SUPPLIED DATA -
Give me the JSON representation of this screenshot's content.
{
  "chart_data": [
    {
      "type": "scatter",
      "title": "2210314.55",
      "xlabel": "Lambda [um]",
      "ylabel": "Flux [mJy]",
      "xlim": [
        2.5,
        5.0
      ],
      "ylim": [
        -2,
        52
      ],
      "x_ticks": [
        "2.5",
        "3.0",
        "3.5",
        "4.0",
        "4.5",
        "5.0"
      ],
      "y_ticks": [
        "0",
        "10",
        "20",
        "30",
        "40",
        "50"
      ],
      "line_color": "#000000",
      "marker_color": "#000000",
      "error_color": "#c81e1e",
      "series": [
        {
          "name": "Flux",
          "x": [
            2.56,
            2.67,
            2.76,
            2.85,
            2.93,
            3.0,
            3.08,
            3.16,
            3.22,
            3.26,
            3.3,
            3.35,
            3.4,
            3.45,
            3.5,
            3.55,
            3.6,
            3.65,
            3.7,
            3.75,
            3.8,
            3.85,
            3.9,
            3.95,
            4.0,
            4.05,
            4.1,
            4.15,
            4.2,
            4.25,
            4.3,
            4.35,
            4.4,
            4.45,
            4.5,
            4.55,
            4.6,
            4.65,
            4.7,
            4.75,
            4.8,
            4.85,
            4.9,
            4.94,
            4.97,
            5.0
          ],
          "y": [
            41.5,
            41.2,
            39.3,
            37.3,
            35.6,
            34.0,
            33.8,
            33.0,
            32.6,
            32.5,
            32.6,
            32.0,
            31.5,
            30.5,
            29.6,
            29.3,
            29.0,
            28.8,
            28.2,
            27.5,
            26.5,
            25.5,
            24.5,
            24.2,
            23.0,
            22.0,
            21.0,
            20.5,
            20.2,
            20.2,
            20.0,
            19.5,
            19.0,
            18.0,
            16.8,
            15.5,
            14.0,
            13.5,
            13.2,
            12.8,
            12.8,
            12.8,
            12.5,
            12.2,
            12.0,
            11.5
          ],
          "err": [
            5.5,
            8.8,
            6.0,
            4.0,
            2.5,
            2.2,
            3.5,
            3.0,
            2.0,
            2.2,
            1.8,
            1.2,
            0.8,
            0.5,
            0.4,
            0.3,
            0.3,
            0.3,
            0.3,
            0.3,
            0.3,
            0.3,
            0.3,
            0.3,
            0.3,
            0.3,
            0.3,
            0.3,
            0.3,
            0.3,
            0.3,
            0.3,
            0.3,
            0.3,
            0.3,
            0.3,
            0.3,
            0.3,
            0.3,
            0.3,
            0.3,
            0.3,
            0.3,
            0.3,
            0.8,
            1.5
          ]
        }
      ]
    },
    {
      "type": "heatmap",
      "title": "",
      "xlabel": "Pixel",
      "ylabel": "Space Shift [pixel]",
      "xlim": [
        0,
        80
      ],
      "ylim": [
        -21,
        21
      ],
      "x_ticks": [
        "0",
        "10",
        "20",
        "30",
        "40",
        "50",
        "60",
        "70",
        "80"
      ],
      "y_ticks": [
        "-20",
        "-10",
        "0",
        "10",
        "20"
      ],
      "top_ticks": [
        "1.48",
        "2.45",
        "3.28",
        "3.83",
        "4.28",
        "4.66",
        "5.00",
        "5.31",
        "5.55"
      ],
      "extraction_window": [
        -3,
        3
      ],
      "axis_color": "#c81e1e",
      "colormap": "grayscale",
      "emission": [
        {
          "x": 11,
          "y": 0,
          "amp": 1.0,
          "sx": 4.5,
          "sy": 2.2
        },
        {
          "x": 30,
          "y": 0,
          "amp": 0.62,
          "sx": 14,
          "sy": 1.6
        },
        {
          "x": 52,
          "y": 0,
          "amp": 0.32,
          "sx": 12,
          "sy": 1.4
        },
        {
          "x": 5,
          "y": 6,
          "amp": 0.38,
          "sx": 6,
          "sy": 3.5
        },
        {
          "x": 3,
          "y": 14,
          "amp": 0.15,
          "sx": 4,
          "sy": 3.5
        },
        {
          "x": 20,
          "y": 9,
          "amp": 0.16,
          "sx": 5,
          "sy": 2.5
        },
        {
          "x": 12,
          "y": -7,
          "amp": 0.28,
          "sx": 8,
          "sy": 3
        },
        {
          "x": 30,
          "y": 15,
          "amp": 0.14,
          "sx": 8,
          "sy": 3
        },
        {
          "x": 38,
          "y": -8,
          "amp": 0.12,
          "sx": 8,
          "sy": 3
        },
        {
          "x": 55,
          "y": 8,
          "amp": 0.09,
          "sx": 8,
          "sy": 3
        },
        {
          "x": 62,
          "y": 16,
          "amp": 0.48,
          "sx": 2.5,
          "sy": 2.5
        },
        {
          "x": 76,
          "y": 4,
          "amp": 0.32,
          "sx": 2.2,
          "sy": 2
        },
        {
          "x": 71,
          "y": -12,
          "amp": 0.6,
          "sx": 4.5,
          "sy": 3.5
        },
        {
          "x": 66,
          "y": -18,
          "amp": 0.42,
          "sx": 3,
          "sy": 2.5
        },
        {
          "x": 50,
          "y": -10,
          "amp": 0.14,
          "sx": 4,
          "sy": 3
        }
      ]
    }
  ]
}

WHAT YOU ARE ASKED TO DO -
Identify each line of the material where the word "ylabel" shows up, and copy it.

EXERCISE OUTPUT -
      "ylabel": "Flux [mJy]",
      "ylabel": "Space Shift [pixel]",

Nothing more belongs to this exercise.